┌────────

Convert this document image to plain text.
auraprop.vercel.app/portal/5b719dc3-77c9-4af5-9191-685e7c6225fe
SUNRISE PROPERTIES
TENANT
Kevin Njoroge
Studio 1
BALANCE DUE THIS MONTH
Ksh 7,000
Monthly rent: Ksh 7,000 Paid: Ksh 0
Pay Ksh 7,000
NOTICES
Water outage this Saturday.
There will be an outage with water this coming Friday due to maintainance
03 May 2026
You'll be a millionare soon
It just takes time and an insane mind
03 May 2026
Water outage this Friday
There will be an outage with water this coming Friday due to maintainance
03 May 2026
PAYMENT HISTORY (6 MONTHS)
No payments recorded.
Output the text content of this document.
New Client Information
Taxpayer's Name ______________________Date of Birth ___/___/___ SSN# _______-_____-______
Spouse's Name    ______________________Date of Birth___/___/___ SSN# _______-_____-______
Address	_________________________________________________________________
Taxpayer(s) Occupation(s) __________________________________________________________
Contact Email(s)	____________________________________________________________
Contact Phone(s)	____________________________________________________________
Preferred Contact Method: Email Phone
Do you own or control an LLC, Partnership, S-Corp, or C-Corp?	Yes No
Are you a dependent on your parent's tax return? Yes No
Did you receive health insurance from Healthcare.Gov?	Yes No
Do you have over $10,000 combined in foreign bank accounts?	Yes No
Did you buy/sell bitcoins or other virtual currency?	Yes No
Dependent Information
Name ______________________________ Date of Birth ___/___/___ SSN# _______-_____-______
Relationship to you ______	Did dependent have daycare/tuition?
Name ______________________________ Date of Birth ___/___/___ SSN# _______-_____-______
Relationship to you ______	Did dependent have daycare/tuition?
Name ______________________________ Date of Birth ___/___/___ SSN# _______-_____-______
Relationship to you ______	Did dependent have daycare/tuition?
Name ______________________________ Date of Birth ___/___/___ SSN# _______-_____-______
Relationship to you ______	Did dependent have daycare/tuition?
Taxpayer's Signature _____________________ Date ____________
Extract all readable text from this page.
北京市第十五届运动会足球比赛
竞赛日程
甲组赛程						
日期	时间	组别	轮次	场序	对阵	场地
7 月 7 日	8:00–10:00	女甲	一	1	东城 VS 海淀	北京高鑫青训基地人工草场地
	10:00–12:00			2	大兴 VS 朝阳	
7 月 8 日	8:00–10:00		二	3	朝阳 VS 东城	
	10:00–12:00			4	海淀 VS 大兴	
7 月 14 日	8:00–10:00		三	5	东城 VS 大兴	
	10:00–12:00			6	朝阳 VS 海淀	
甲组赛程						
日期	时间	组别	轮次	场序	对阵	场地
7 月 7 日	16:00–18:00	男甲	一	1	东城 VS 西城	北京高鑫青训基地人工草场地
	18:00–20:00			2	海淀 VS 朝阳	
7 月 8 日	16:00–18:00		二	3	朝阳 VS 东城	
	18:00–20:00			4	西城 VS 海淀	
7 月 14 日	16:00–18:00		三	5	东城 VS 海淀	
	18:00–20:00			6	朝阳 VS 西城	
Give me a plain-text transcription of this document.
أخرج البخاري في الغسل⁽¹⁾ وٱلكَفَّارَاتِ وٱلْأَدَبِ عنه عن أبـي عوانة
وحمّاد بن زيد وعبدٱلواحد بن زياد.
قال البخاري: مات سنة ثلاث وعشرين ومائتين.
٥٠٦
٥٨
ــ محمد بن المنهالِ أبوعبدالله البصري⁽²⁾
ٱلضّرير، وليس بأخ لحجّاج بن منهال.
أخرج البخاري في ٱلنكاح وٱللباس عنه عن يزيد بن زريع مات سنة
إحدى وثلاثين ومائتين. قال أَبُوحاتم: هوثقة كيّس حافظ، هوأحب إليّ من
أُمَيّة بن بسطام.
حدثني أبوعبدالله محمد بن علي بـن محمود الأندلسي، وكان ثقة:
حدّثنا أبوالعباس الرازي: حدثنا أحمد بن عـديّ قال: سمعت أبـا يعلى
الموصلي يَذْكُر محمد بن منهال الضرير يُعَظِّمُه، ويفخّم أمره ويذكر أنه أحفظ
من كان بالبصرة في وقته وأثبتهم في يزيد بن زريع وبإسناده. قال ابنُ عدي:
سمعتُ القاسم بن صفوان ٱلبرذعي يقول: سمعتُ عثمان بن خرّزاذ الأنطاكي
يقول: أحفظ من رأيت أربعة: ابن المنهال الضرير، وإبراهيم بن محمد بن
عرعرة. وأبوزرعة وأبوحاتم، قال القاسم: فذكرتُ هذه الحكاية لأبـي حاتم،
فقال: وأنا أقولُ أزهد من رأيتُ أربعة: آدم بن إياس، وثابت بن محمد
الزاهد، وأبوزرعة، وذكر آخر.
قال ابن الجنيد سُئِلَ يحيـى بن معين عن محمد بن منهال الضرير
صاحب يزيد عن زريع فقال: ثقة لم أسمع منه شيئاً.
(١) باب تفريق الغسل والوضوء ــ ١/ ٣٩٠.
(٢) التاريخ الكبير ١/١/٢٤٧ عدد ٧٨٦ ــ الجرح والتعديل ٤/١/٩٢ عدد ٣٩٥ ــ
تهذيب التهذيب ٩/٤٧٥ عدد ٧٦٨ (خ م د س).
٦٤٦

└────────

* [TASK OBJECTIVE]
Write out every entry again, keeping each line exactly the same.

* [IN RESPONSE]
Convert this document image to plain text.
auraprop.vercel.app/portal/5b719dc3-77c9-4af5-9191-685e7c6225fe
SUNRISE PROPERTIES
TENANT
Kevin Njoroge
Studio 1
BALANCE DUE THIS MONTH
Ksh 7,000
Monthly rent: Ksh 7,000 Paid: Ksh 0
Pay Ksh 7,000
NOTICES
Water outage this Saturday.
There will be an outage with water this coming Friday due to maintainance
03 May 2026
You'll be a millionare soon
It just takes time and an insane mind
03 May 2026
Water outage this Friday
There will be an outage with water this coming Friday due to maintainance
03 May 2026
PAYMENT HISTORY (6 MONTHS)
No payments recorded.
Output the text content of this document.
New Client Information
Taxpayer's Name ______________________Date of Birth ___/___/___ SSN# _______-_____-______
Spouse's Name    ______________________Date of Birth___/___/___ SSN# _______-_____-______
Address	_________________________________________________________________
Taxpayer(s) Occupation(s) __________________________________________________________
Contact Email(s)	____________________________________________________________
Contact Phone(s)	____________________________________________________________
Preferred Contact Method: Email Phone
Do you own or control an LLC, Partnership, S-Corp, or C-Corp?	Yes No
Are you a dependent on your parent's tax return? Yes No
Did you receive health insurance from Healthcare.Gov?	Yes No
Do you have over $10,000 combined in foreign bank accounts?	Yes No
Did you buy/sell bitcoins or other virtual currency?	Yes No
Dependent Information
Name ______________________________ Date of Birth ___/___/___ SSN# _______-_____-______
Relationship to you ______	Did dependent have daycare/tuition?
Name ______________________________ Date of Birth ___/___/___ SSN# _______-_____-______
Relationship to you ______	Did dependent have daycare/tuition?
Name ______________________________ Date of Birth ___/___/___ SSN# _______-_____-______
Relationship to you ______	Did dependent have daycare/tuition?
Name ______________________________ Date of Birth ___/___/___ SSN# _______-_____-______
Relationship to you ______	Did dependent have daycare/tuition?
Taxpayer's Signature _____________________ Date ____________
Extract all readable text from this page.
北京市第十五届运动会足球比赛
竞赛日程
甲组赛程						
日期	时间	组别	轮次	场序	对阵	场地
7 月 7 日	8:00–10:00	女甲	一	1	东城 VS 海淀	北京高鑫青训基地人工草场地
	10:00–12:00			2	大兴 VS 朝阳	
7 月 8 日	8:00–10:00		二	3	朝阳 VS 东城	
	10:00–12:00			4	海淀 VS 大兴	
7 月 14 日	8:00–10:00		三	5	东城 VS 大兴	
	10:00–12:00			6	朝阳 VS 海淀	
甲组赛程						
日期	时间	组别	轮次	场序	对阵	场地
7 月 7 日	16:00–18:00	男甲	一	1	东城 VS 西城	北京高鑫青训基地人工草场地
	18:00–20:00			2	海淀 VS 朝阳	
7 月 8 日	16:00–18:00		二	3	朝阳 VS 东城	
	18:00–20:00			4	西城 VS 海淀	
7 月 14 日	16:00–18:00		三	5	东城 VS 海淀	
	18:00–20:00			6	朝阳 VS 西城	
Give me a plain-text transcription of this document.
أخرج البخاري في الغسل⁽¹⁾ وٱلكَفَّارَاتِ وٱلْأَدَبِ عنه عن أبـي عوانة
وحمّاد بن زيد وعبدٱلواحد بن زياد.
قال البخاري: مات سنة ثلاث وعشرين ومائتين.
٥٠٦
٥٨
ــ محمد بن المنهالِ أبوعبدالله البصري⁽²⁾
ٱلضّرير، وليس بأخ لحجّاج بن منهال.
أخرج البخاري في ٱلنكاح وٱللباس عنه عن يزيد بن زريع مات سنة
إحدى وثلاثين ومائتين. قال أَبُوحاتم: هوثقة كيّس حافظ، هوأحب إليّ من
أُمَيّة بن بسطام.
حدثني أبوعبدالله محمد بن علي بـن محمود الأندلسي، وكان ثقة:
حدّثنا أبوالعباس الرازي: حدثنا أحمد بن عـديّ قال: سمعت أبـا يعلى
الموصلي يَذْكُر محمد بن منهال الضرير يُعَظِّمُه، ويفخّم أمره ويذكر أنه أحفظ
من كان بالبصرة في وقته وأثبتهم في يزيد بن زريع وبإسناده. قال ابنُ عدي:
سمعتُ القاسم بن صفوان ٱلبرذعي يقول: سمعتُ عثمان بن خرّزاذ الأنطاكي
يقول: أحفظ من رأيت أربعة: ابن المنهال الضرير، وإبراهيم بن محمد بن
عرعرة. وأبوزرعة وأبوحاتم، قال القاسم: فذكرتُ هذه الحكاية لأبـي حاتم،
فقال: وأنا أقولُ أزهد من رأيتُ أربعة: آدم بن إياس، وثابت بن محمد
الزاهد، وأبوزرعة، وذكر آخر.
قال ابن الجنيد سُئِلَ يحيـى بن معين عن محمد بن منهال الضرير
صاحب يزيد عن زريع فقال: ثقة لم أسمع منه شيئاً.
(١) باب تفريق الغسل والوضوء ــ ١/ ٣٩٠.
(٢) التاريخ الكبير ١/١/٢٤٧ عدد ٧٨٦ ــ الجرح والتعديل ٤/١/٩٢ عدد ٣٩٥ ــ
تهذيب التهذيب ٩/٤٧٥ عدد ٧٦٨ (خ م د س).
٦٤٦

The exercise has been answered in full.